→ SET TASK: Filter the entries, keeping every line with the word "type".

→ Rows from a dataset:
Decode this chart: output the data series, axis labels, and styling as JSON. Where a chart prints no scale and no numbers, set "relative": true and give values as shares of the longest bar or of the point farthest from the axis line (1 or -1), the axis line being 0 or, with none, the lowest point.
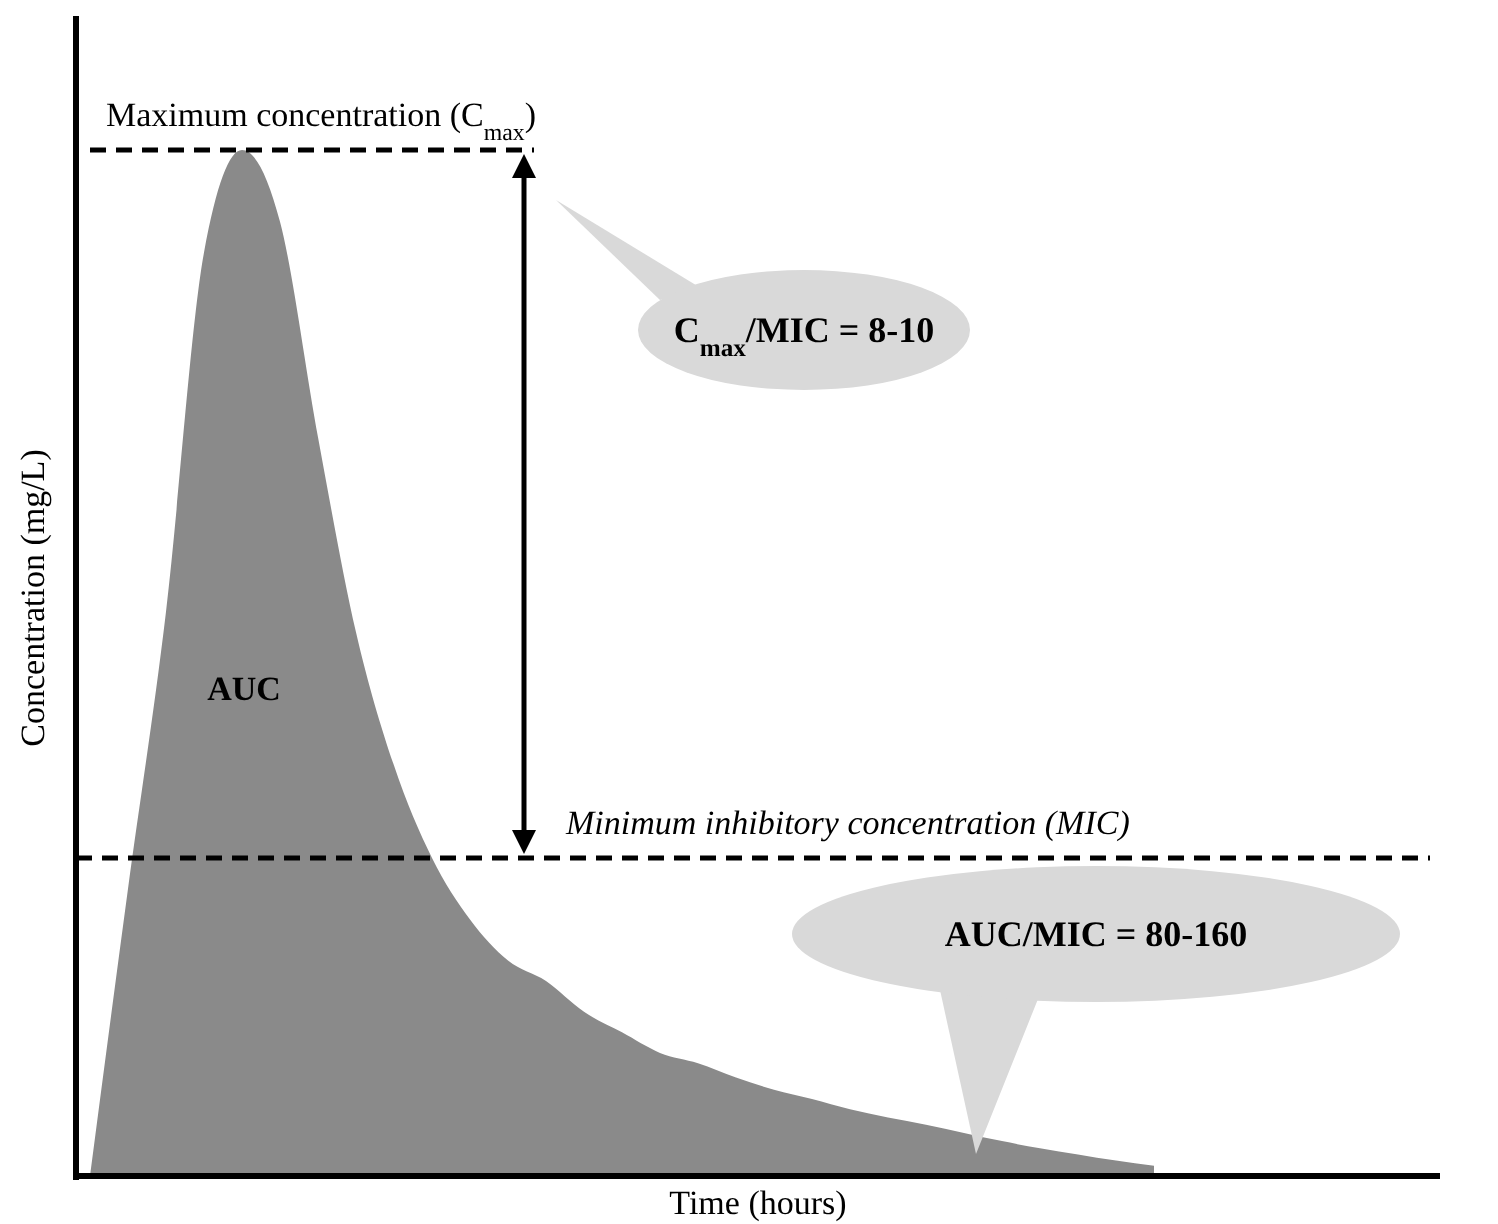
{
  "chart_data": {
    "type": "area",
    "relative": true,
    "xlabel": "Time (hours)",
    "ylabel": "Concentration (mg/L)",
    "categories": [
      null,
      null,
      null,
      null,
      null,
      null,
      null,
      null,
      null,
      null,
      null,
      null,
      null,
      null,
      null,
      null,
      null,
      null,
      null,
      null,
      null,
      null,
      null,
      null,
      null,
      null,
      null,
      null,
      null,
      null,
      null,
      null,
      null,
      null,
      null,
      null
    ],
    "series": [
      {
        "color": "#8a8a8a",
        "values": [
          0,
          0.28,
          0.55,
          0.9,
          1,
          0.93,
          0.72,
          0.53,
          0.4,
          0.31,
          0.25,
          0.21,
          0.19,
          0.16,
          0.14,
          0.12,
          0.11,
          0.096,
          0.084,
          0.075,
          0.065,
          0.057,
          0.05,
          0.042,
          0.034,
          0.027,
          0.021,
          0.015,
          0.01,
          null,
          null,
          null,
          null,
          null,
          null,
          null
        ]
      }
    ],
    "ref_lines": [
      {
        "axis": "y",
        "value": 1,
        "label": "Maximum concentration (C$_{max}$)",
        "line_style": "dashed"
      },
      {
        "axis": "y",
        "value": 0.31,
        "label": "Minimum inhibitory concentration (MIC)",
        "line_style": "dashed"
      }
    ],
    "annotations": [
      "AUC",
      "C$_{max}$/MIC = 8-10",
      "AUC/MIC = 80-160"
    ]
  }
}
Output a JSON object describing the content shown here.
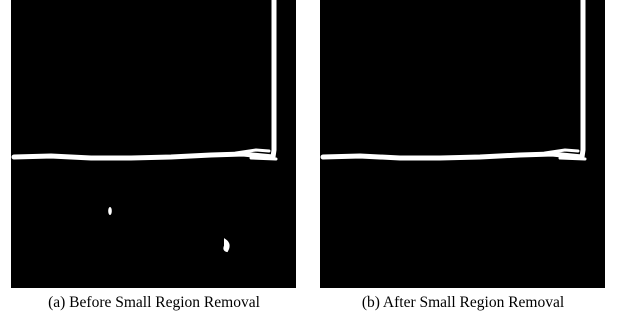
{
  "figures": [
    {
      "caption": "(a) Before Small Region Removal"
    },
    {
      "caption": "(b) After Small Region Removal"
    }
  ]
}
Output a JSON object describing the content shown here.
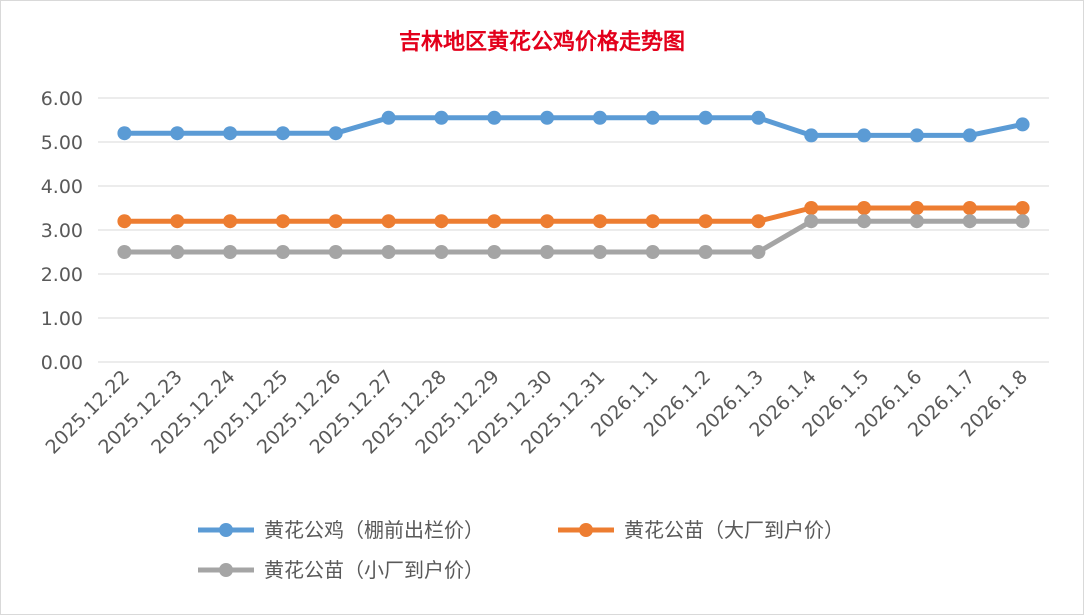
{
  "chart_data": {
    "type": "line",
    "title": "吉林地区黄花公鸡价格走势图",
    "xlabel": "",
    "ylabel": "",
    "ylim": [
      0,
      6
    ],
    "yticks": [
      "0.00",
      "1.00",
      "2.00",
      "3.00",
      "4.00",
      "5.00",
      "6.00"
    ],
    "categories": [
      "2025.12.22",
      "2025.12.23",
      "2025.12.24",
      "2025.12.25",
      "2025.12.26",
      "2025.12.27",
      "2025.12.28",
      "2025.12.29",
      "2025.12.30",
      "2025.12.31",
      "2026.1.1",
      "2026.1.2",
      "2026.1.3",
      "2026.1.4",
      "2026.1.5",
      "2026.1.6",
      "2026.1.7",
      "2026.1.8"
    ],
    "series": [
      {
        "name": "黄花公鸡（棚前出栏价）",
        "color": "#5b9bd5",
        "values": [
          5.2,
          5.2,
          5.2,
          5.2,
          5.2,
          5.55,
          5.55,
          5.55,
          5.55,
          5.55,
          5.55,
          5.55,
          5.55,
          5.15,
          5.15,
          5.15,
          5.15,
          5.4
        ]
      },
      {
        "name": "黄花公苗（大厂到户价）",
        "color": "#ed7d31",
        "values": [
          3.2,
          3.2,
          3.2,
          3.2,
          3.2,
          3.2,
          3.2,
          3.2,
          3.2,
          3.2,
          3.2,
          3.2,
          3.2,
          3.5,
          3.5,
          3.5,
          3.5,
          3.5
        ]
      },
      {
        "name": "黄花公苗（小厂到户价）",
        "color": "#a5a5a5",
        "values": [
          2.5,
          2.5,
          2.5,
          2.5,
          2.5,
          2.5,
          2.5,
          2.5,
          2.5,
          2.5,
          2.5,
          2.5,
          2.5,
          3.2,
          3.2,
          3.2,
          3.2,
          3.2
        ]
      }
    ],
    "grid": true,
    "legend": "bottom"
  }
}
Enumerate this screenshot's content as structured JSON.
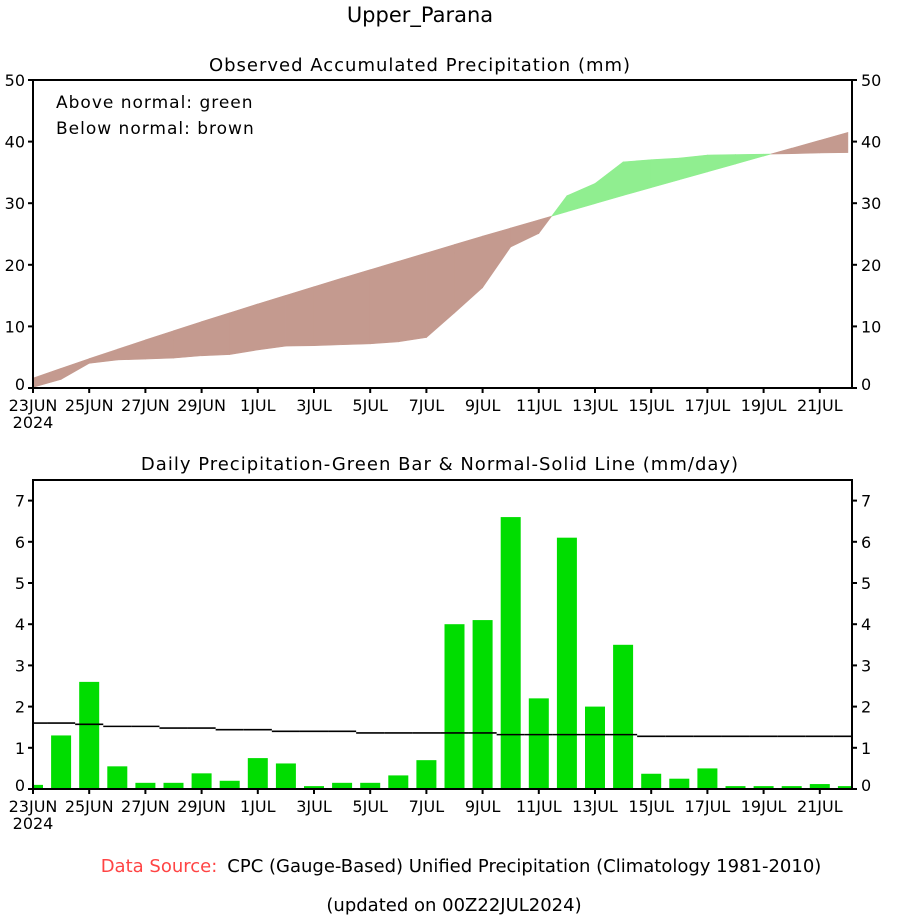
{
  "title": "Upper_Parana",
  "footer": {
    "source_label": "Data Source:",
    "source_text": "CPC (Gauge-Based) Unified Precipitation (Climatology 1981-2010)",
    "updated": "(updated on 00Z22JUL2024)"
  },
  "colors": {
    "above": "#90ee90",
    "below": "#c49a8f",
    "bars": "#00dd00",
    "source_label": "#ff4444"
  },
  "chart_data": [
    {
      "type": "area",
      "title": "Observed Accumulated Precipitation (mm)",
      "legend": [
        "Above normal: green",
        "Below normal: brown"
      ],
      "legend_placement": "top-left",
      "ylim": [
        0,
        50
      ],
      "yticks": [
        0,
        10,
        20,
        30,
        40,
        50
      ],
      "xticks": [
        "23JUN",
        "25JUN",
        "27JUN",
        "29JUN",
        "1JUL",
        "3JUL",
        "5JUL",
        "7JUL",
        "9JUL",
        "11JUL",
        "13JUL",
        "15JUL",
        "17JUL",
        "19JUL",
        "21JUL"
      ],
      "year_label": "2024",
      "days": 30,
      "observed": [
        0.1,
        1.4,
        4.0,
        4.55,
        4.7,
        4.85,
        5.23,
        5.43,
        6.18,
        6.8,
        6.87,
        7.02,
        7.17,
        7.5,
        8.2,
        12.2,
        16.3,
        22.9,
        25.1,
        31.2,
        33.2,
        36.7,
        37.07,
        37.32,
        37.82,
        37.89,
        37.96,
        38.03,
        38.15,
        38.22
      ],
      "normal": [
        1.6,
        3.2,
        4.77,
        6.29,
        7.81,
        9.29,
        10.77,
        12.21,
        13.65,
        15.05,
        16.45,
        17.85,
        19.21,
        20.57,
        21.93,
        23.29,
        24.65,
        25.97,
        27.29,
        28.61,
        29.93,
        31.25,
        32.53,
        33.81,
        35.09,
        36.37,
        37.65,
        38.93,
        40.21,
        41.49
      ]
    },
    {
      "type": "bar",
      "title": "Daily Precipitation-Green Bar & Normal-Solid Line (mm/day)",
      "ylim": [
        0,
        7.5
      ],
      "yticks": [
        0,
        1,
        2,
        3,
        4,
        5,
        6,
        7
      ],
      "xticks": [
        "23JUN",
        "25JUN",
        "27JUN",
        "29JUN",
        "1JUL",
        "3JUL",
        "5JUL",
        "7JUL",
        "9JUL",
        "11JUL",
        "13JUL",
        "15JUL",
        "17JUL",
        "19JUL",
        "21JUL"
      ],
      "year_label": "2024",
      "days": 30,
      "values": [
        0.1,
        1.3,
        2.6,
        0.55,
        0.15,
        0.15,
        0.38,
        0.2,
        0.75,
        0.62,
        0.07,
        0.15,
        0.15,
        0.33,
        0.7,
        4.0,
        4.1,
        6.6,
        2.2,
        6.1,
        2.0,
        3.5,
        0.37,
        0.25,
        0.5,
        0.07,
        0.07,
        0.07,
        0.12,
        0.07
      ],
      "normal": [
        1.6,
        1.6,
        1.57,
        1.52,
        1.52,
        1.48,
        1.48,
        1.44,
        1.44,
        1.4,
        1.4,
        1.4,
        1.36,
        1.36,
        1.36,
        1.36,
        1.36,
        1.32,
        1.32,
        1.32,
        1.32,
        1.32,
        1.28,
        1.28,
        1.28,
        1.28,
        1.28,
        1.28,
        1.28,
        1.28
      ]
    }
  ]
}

→ THE ANSWER:
    "type": "area",
    "type": "line",
      "type": "area",
      "type": "bar",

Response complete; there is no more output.